======== Data excerpts ========

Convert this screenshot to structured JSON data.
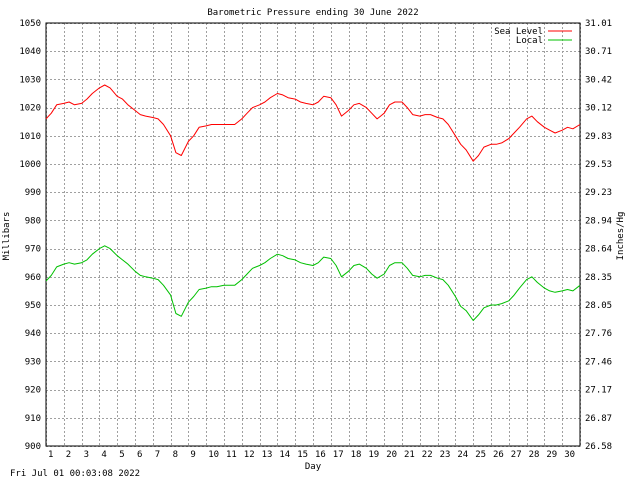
{
  "chart_data": {
    "type": "line",
    "title": "Barometric Pressure ending 30 June 2022",
    "xlabel": "Day",
    "ylabel": "Millibars",
    "ylabel_right": "Inches/Hg",
    "xlim": [
      1,
      31
    ],
    "ylim": [
      900,
      1050
    ],
    "grid": true,
    "legend_position": "top-right",
    "x_ticks": [
      "1",
      "2",
      "3",
      "4",
      "5",
      "6",
      "7",
      "8",
      "9",
      "10",
      "11",
      "12",
      "13",
      "14",
      "15",
      "16",
      "17",
      "18",
      "19",
      "20",
      "21",
      "22",
      "23",
      "24",
      "25",
      "26",
      "27",
      "28",
      "29",
      "30"
    ],
    "y_ticks": [
      "1050",
      "1040",
      "1030",
      "1020",
      "1010",
      "1000",
      "990",
      "980",
      "970",
      "960",
      "950",
      "940",
      "930",
      "920",
      "910",
      "900"
    ],
    "y_ticks_right": [
      "31.01",
      "30.71",
      "30.42",
      "30.12",
      "29.83",
      "29.53",
      "29.23",
      "28.94",
      "28.64",
      "28.35",
      "28.05",
      "27.76",
      "27.46",
      "27.17",
      "26.87",
      "26.58"
    ],
    "series": [
      {
        "name": "Sea Level",
        "color": "#ff0000",
        "x": [
          1.0,
          1.3,
          1.6,
          2.0,
          2.3,
          2.6,
          3.0,
          3.3,
          3.6,
          4.0,
          4.3,
          4.6,
          5.0,
          5.3,
          5.6,
          6.0,
          6.3,
          6.6,
          7.0,
          7.3,
          7.6,
          8.0,
          8.3,
          8.6,
          9.0,
          9.3,
          9.6,
          10.0,
          10.3,
          10.6,
          11.0,
          11.3,
          11.6,
          12.0,
          12.3,
          12.6,
          13.0,
          13.3,
          13.6,
          14.0,
          14.3,
          14.6,
          15.0,
          15.3,
          15.6,
          16.0,
          16.3,
          16.6,
          17.0,
          17.3,
          17.6,
          18.0,
          18.3,
          18.6,
          19.0,
          19.3,
          19.6,
          20.0,
          20.3,
          20.6,
          21.0,
          21.3,
          21.6,
          22.0,
          22.3,
          22.6,
          23.0,
          23.3,
          23.6,
          24.0,
          24.3,
          24.6,
          25.0,
          25.3,
          25.6,
          26.0,
          26.3,
          26.6,
          27.0,
          27.3,
          27.6,
          28.0,
          28.3,
          28.6,
          29.0,
          29.3,
          29.6,
          30.0,
          30.3,
          30.6,
          31.0
        ],
        "values": [
          1016,
          1018,
          1021,
          1021.5,
          1022,
          1021,
          1021.5,
          1023,
          1025,
          1027,
          1028,
          1027,
          1024,
          1023,
          1021,
          1019,
          1017.5,
          1017,
          1016.5,
          1016,
          1014,
          1010,
          1004,
          1003,
          1008,
          1010,
          1013,
          1013.5,
          1014,
          1014,
          1014,
          1014,
          1014,
          1016,
          1018,
          1020,
          1021,
          1022,
          1023.5,
          1025,
          1024.5,
          1023.5,
          1023,
          1022,
          1021.5,
          1021,
          1022,
          1024,
          1023.5,
          1021,
          1017,
          1019,
          1021,
          1021.5,
          1020,
          1018,
          1016,
          1018,
          1021,
          1022,
          1022,
          1020,
          1017.5,
          1017,
          1017.5,
          1017.5,
          1016.5,
          1016,
          1014,
          1010,
          1007,
          1005,
          1001,
          1003,
          1006,
          1007,
          1007,
          1007.5,
          1009,
          1011,
          1013,
          1016,
          1017,
          1015,
          1013,
          1012,
          1011,
          1012,
          1013,
          1012.5,
          1014
        ]
      },
      {
        "name": "Local",
        "color": "#00c000",
        "x": [
          1.0,
          1.3,
          1.6,
          2.0,
          2.3,
          2.6,
          3.0,
          3.3,
          3.6,
          4.0,
          4.3,
          4.6,
          5.0,
          5.3,
          5.6,
          6.0,
          6.3,
          6.6,
          7.0,
          7.3,
          7.6,
          8.0,
          8.3,
          8.6,
          9.0,
          9.3,
          9.6,
          10.0,
          10.3,
          10.6,
          11.0,
          11.3,
          11.6,
          12.0,
          12.3,
          12.6,
          13.0,
          13.3,
          13.6,
          14.0,
          14.3,
          14.6,
          15.0,
          15.3,
          15.6,
          16.0,
          16.3,
          16.6,
          17.0,
          17.3,
          17.6,
          18.0,
          18.3,
          18.6,
          19.0,
          19.3,
          19.6,
          20.0,
          20.3,
          20.6,
          21.0,
          21.3,
          21.6,
          22.0,
          22.3,
          22.6,
          23.0,
          23.3,
          23.6,
          24.0,
          24.3,
          24.6,
          25.0,
          25.3,
          25.6,
          26.0,
          26.3,
          26.6,
          27.0,
          27.3,
          27.6,
          28.0,
          28.3,
          28.6,
          29.0,
          29.3,
          29.6,
          30.0,
          30.3,
          30.6,
          31.0
        ],
        "values": [
          958.5,
          960.5,
          963.5,
          964.5,
          965,
          964.5,
          965,
          966,
          968,
          970,
          971,
          970,
          967.5,
          966,
          964.5,
          962,
          960.5,
          960,
          959.5,
          959,
          957,
          953.5,
          947,
          946,
          951,
          953,
          955.5,
          956,
          956.5,
          956.5,
          957,
          957,
          957,
          959,
          961,
          963,
          964,
          965,
          966.5,
          968,
          967.5,
          966.5,
          966,
          965,
          964.5,
          964,
          965,
          967,
          966.5,
          964,
          960,
          962,
          964,
          964.5,
          963,
          961,
          959.5,
          961,
          964,
          965,
          965,
          963,
          960.5,
          960,
          960.5,
          960.5,
          959.5,
          959,
          957,
          953,
          949.5,
          948,
          944.5,
          946.5,
          949,
          950,
          950,
          950.5,
          951.5,
          953.5,
          956,
          959,
          960,
          958,
          956,
          955,
          954.5,
          955,
          955.5,
          955,
          957
        ]
      }
    ]
  },
  "footer_text": "Fri Jul 01 00:03:08 2022"
}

========

→ Problem requirements
Each line of the data is to be duplicated exactly; pictures stay out of the copy.

→ Exercise output
Convert this screenshot to structured JSON data.
{
  "chart_data": {
    "type": "line",
    "title": "Barometric Pressure ending 30 June 2022",
    "xlabel": "Day",
    "ylabel": "Millibars",
    "ylabel_right": "Inches/Hg",
    "xlim": [
      1,
      31
    ],
    "ylim": [
      900,
      1050
    ],
    "grid": true,
    "legend_position": "top-right",
    "x_ticks": [
      "1",
      "2",
      "3",
      "4",
      "5",
      "6",
      "7",
      "8",
      "9",
      "10",
      "11",
      "12",
      "13",
      "14",
      "15",
      "16",
      "17",
      "18",
      "19",
      "20",
      "21",
      "22",
      "23",
      "24",
      "25",
      "26",
      "27",
      "28",
      "29",
      "30"
    ],
    "y_ticks": [
      "1050",
      "1040",
      "1030",
      "1020",
      "1010",
      "1000",
      "990",
      "980",
      "970",
      "960",
      "950",
      "940",
      "930",
      "920",
      "910",
      "900"
    ],
    "y_ticks_right": [
      "31.01",
      "30.71",
      "30.42",
      "30.12",
      "29.83",
      "29.53",
      "29.23",
      "28.94",
      "28.64",
      "28.35",
      "28.05",
      "27.76",
      "27.46",
      "27.17",
      "26.87",
      "26.58"
    ],
    "series": [
      {
        "name": "Sea Level",
        "color": "#ff0000",
        "x": [
          1.0,
          1.3,
          1.6,
          2.0,
          2.3,
          2.6,
          3.0,
          3.3,
          3.6,
          4.0,
          4.3,
          4.6,
          5.0,
          5.3,
          5.6,
          6.0,
          6.3,
          6.6,
          7.0,
          7.3,
          7.6,
          8.0,
          8.3,
          8.6,
          9.0,
          9.3,
          9.6,
          10.0,
          10.3,
          10.6,
          11.0,
          11.3,
          11.6,
          12.0,
          12.3,
          12.6,
          13.0,
          13.3,
          13.6,
          14.0,
          14.3,
          14.6,
          15.0,
          15.3,
          15.6,
          16.0,
          16.3,
          16.6,
          17.0,
          17.3,
          17.6,
          18.0,
          18.3,
          18.6,
          19.0,
          19.3,
          19.6,
          20.0,
          20.3,
          20.6,
          21.0,
          21.3,
          21.6,
          22.0,
          22.3,
          22.6,
          23.0,
          23.3,
          23.6,
          24.0,
          24.3,
          24.6,
          25.0,
          25.3,
          25.6,
          26.0,
          26.3,
          26.6,
          27.0,
          27.3,
          27.6,
          28.0,
          28.3,
          28.6,
          29.0,
          29.3,
          29.6,
          30.0,
          30.3,
          30.6,
          31.0
        ],
        "values": [
          1016,
          1018,
          1021,
          1021.5,
          1022,
          1021,
          1021.5,
          1023,
          1025,
          1027,
          1028,
          1027,
          1024,
          1023,
          1021,
          1019,
          1017.5,
          1017,
          1016.5,
          1016,
          1014,
          1010,
          1004,
          1003,
          1008,
          1010,
          1013,
          1013.5,
          1014,
          1014,
          1014,
          1014,
          1014,
          1016,
          1018,
          1020,
          1021,
          1022,
          1023.5,
          1025,
          1024.5,
          1023.5,
          1023,
          1022,
          1021.5,
          1021,
          1022,
          1024,
          1023.5,
          1021,
          1017,
          1019,
          1021,
          1021.5,
          1020,
          1018,
          1016,
          1018,
          1021,
          1022,
          1022,
          1020,
          1017.5,
          1017,
          1017.5,
          1017.5,
          1016.5,
          1016,
          1014,
          1010,
          1007,
          1005,
          1001,
          1003,
          1006,
          1007,
          1007,
          1007.5,
          1009,
          1011,
          1013,
          1016,
          1017,
          1015,
          1013,
          1012,
          1011,
          1012,
          1013,
          1012.5,
          1014
        ]
      },
      {
        "name": "Local",
        "color": "#00c000",
        "x": [
          1.0,
          1.3,
          1.6,
          2.0,
          2.3,
          2.6,
          3.0,
          3.3,
          3.6,
          4.0,
          4.3,
          4.6,
          5.0,
          5.3,
          5.6,
          6.0,
          6.3,
          6.6,
          7.0,
          7.3,
          7.6,
          8.0,
          8.3,
          8.6,
          9.0,
          9.3,
          9.6,
          10.0,
          10.3,
          10.6,
          11.0,
          11.3,
          11.6,
          12.0,
          12.3,
          12.6,
          13.0,
          13.3,
          13.6,
          14.0,
          14.3,
          14.6,
          15.0,
          15.3,
          15.6,
          16.0,
          16.3,
          16.6,
          17.0,
          17.3,
          17.6,
          18.0,
          18.3,
          18.6,
          19.0,
          19.3,
          19.6,
          20.0,
          20.3,
          20.6,
          21.0,
          21.3,
          21.6,
          22.0,
          22.3,
          22.6,
          23.0,
          23.3,
          23.6,
          24.0,
          24.3,
          24.6,
          25.0,
          25.3,
          25.6,
          26.0,
          26.3,
          26.6,
          27.0,
          27.3,
          27.6,
          28.0,
          28.3,
          28.6,
          29.0,
          29.3,
          29.6,
          30.0,
          30.3,
          30.6,
          31.0
        ],
        "values": [
          958.5,
          960.5,
          963.5,
          964.5,
          965,
          964.5,
          965,
          966,
          968,
          970,
          971,
          970,
          967.5,
          966,
          964.5,
          962,
          960.5,
          960,
          959.5,
          959,
          957,
          953.5,
          947,
          946,
          951,
          953,
          955.5,
          956,
          956.5,
          956.5,
          957,
          957,
          957,
          959,
          961,
          963,
          964,
          965,
          966.5,
          968,
          967.5,
          966.5,
          966,
          965,
          964.5,
          964,
          965,
          967,
          966.5,
          964,
          960,
          962,
          964,
          964.5,
          963,
          961,
          959.5,
          961,
          964,
          965,
          965,
          963,
          960.5,
          960,
          960.5,
          960.5,
          959.5,
          959,
          957,
          953,
          949.5,
          948,
          944.5,
          946.5,
          949,
          950,
          950,
          950.5,
          951.5,
          953.5,
          956,
          959,
          960,
          958,
          956,
          955,
          954.5,
          955,
          955.5,
          955,
          957
        ]
      }
    ]
  },
  "footer_text": "Fri Jul 01 00:03:08 2022"
}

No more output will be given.